▶ **STATED PROBLEM**: The entries that follow should be written out exactly.

=== RECORDED INFORMATION ===

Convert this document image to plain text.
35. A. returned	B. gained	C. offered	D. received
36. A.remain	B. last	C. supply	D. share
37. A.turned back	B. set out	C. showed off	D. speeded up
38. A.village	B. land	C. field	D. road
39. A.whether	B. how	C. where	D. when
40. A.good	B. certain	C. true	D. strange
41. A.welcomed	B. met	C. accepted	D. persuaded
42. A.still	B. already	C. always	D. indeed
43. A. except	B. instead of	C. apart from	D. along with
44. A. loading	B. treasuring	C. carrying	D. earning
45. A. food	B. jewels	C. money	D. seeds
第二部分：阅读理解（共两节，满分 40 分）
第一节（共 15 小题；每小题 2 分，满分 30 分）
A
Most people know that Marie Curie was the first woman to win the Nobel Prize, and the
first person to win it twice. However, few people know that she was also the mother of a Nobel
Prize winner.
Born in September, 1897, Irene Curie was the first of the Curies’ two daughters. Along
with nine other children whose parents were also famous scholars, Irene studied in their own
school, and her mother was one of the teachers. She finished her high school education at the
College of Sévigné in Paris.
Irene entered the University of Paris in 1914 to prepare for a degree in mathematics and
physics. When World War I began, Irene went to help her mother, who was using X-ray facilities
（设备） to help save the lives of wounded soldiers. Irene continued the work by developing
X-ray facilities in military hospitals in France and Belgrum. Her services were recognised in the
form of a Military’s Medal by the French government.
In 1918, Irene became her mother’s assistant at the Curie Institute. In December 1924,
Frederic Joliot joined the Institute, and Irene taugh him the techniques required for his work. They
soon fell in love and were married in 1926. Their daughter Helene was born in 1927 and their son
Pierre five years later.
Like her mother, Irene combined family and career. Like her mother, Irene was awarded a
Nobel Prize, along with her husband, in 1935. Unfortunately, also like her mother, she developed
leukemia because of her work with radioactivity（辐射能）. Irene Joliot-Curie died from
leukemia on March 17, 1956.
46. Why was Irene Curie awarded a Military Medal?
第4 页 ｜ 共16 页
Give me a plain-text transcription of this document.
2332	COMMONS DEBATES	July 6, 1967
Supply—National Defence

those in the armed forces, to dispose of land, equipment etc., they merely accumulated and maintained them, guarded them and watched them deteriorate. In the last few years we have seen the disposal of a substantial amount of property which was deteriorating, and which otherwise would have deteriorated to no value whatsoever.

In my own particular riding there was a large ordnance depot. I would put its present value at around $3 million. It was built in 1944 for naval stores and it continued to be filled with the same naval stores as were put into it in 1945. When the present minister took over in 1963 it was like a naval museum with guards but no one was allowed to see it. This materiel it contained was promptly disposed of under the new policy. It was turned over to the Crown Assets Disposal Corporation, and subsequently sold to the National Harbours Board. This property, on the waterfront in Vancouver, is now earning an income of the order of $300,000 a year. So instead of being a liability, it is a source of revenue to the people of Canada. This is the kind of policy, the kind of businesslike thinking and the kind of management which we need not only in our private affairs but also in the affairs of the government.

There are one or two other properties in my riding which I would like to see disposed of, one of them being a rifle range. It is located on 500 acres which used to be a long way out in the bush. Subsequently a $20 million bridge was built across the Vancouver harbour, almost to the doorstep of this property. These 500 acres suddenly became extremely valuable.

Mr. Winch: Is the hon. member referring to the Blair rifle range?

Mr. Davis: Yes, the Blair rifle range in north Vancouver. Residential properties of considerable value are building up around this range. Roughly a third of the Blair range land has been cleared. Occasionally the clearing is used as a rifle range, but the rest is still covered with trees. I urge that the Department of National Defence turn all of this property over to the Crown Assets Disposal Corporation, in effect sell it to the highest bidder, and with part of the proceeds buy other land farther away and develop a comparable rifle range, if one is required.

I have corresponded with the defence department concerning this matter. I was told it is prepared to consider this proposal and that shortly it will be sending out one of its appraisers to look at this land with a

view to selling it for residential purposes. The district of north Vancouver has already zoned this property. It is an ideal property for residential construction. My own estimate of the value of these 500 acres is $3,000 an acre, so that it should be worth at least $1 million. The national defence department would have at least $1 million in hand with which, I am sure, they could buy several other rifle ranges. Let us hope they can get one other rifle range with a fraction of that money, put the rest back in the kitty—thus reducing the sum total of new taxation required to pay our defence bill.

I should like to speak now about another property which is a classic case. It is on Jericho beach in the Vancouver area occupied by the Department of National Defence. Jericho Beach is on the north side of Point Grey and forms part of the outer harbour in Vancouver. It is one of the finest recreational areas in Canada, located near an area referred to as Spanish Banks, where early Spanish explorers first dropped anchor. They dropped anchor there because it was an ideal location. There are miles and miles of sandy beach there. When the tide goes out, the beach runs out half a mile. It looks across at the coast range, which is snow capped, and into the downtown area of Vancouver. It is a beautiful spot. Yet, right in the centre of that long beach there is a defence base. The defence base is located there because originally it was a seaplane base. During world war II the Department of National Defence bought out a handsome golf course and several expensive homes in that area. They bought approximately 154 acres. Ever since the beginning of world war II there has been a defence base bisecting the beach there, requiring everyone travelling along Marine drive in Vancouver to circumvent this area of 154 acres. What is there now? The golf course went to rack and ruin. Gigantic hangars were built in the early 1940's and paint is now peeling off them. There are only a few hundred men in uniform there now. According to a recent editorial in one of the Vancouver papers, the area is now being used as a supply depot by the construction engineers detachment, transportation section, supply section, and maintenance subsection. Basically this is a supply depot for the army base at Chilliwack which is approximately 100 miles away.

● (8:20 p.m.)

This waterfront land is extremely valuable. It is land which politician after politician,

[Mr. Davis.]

===

▶ **CORRECT OUTPUT**:
Convert this document image to plain text.
35. A. returned	B. gained	C. offered	D. received
36. A.remain	B. last	C. supply	D. share
37. A.turned back	B. set out	C. showed off	D. speeded up
38. A.village	B. land	C. field	D. road
39. A.whether	B. how	C. where	D. when
40. A.good	B. certain	C. true	D. strange
41. A.welcomed	B. met	C. accepted	D. persuaded
42. A.still	B. already	C. always	D. indeed
43. A. except	B. instead of	C. apart from	D. along with
44. A. loading	B. treasuring	C. carrying	D. earning
45. A. food	B. jewels	C. money	D. seeds
第二部分：阅读理解（共两节，满分 40 分）
第一节（共 15 小题；每小题 2 分，满分 30 分）
A
Most people know that Marie Curie was the first woman to win the Nobel Prize, and the
first person to win it twice. However, few people know that she was also the mother of a Nobel
Prize winner.
Born in September, 1897, Irene Curie was the first of the Curies’ two daughters. Along
with nine other children whose parents were also famous scholars, Irene studied in their own
school, and her mother was one of the teachers. She finished her high school education at the
College of Sévigné in Paris.
Irene entered the University of Paris in 1914 to prepare for a degree in mathematics and
physics. When World War I began, Irene went to help her mother, who was using X-ray facilities
（设备） to help save the lives of wounded soldiers. Irene continued the work by developing
X-ray facilities in military hospitals in France and Belgrum. Her services were recognised in the
form of a Military’s Medal by the French government.
In 1918, Irene became her mother’s assistant at the Curie Institute. In December 1924,
Frederic Joliot joined the Institute, and Irene taugh him the techniques required for his work. They
soon fell in love and were married in 1926. Their daughter Helene was born in 1927 and their son
Pierre five years later.
Like her mother, Irene combined family and career. Like her mother, Irene was awarded a
Nobel Prize, along with her husband, in 1935. Unfortunately, also like her mother, she developed
leukemia because of her work with radioactivity（辐射能）. Irene Joliot-Curie died from
leukemia on March 17, 1956.
46. Why was Irene Curie awarded a Military Medal?
第4 页 ｜ 共16 页
Give me a plain-text transcription of this document.
2332	COMMONS DEBATES	July 6, 1967
Supply—National Defence

those in the armed forces, to dispose of land, equipment etc., they merely accumulated and maintained them, guarded them and watched them deteriorate. In the last few years we have seen the disposal of a substantial amount of property which was deteriorating, and which otherwise would have deteriorated to no value whatsoever.

In my own particular riding there was a large ordnance depot. I would put its present value at around $3 million. It was built in 1944 for naval stores and it continued to be filled with the same naval stores as were put into it in 1945. When the present minister took over in 1963 it was like a naval museum with guards but no one was allowed to see it. This materiel it contained was promptly disposed of under the new policy. It was turned over to the Crown Assets Disposal Corporation, and subsequently sold to the National Harbours Board. This property, on the waterfront in Vancouver, is now earning an income of the order of $300,000 a year. So instead of being a liability, it is a source of revenue to the people of Canada. This is the kind of policy, the kind of businesslike thinking and the kind of management which we need not only in our private affairs but also in the affairs of the government.

There are one or two other properties in my riding which I would like to see disposed of, one of them being a rifle range. It is located on 500 acres which used to be a long way out in the bush. Subsequently a $20 million bridge was built across the Vancouver harbour, almost to the doorstep of this property. These 500 acres suddenly became extremely valuable.

Mr. Winch: Is the hon. member referring to the Blair rifle range?

Mr. Davis: Yes, the Blair rifle range in north Vancouver. Residential properties of considerable value are building up around this range. Roughly a third of the Blair range land has been cleared. Occasionally the clearing is used as a rifle range, but the rest is still covered with trees. I urge that the Department of National Defence turn all of this property over to the Crown Assets Disposal Corporation, in effect sell it to the highest bidder, and with part of the proceeds buy other land farther away and develop a comparable rifle range, if one is required.

I have corresponded with the defence department concerning this matter. I was told it is prepared to consider this proposal and that shortly it will be sending out one of its appraisers to look at this land with a

view to selling it for residential purposes. The district of north Vancouver has already zoned this property. It is an ideal property for residential construction. My own estimate of the value of these 500 acres is $3,000 an acre, so that it should be worth at least $1 million. The national defence department would have at least $1 million in hand with which, I am sure, they could buy several other rifle ranges. Let us hope they can get one other rifle range with a fraction of that money, put the rest back in the kitty—thus reducing the sum total of new taxation required to pay our defence bill.

I should like to speak now about another property which is a classic case. It is on Jericho beach in the Vancouver area occupied by the Department of National Defence. Jericho Beach is on the north side of Point Grey and forms part of the outer harbour in Vancouver. It is one of the finest recreational areas in Canada, located near an area referred to as Spanish Banks, where early Spanish explorers first dropped anchor. They dropped anchor there because it was an ideal location. There are miles and miles of sandy beach there. When the tide goes out, the beach runs out half a mile. It looks across at the coast range, which is snow capped, and into the downtown area of Vancouver. It is a beautiful spot. Yet, right in the centre of that long beach there is a defence base. The defence base is located there because originally it was a seaplane base. During world war II the Department of National Defence bought out a handsome golf course and several expensive homes in that area. They bought approximately 154 acres. Ever since the beginning of world war II there has been a defence base bisecting the beach there, requiring everyone travelling along Marine drive in Vancouver to circumvent this area of 154 acres. What is there now? The golf course went to rack and ruin. Gigantic hangars were built in the early 1940's and paint is now peeling off them. There are only a few hundred men in uniform there now. According to a recent editorial in one of the Vancouver papers, the area is now being used as a supply depot by the construction engineers detachment, transportation section, supply section, and maintenance subsection. Basically this is a supply depot for the army base at Chilliwack which is approximately 100 miles away.

● (8:20 p.m.)

This waterfront land is extremely valuable. It is land which politician after politician,

[Mr. Davis.]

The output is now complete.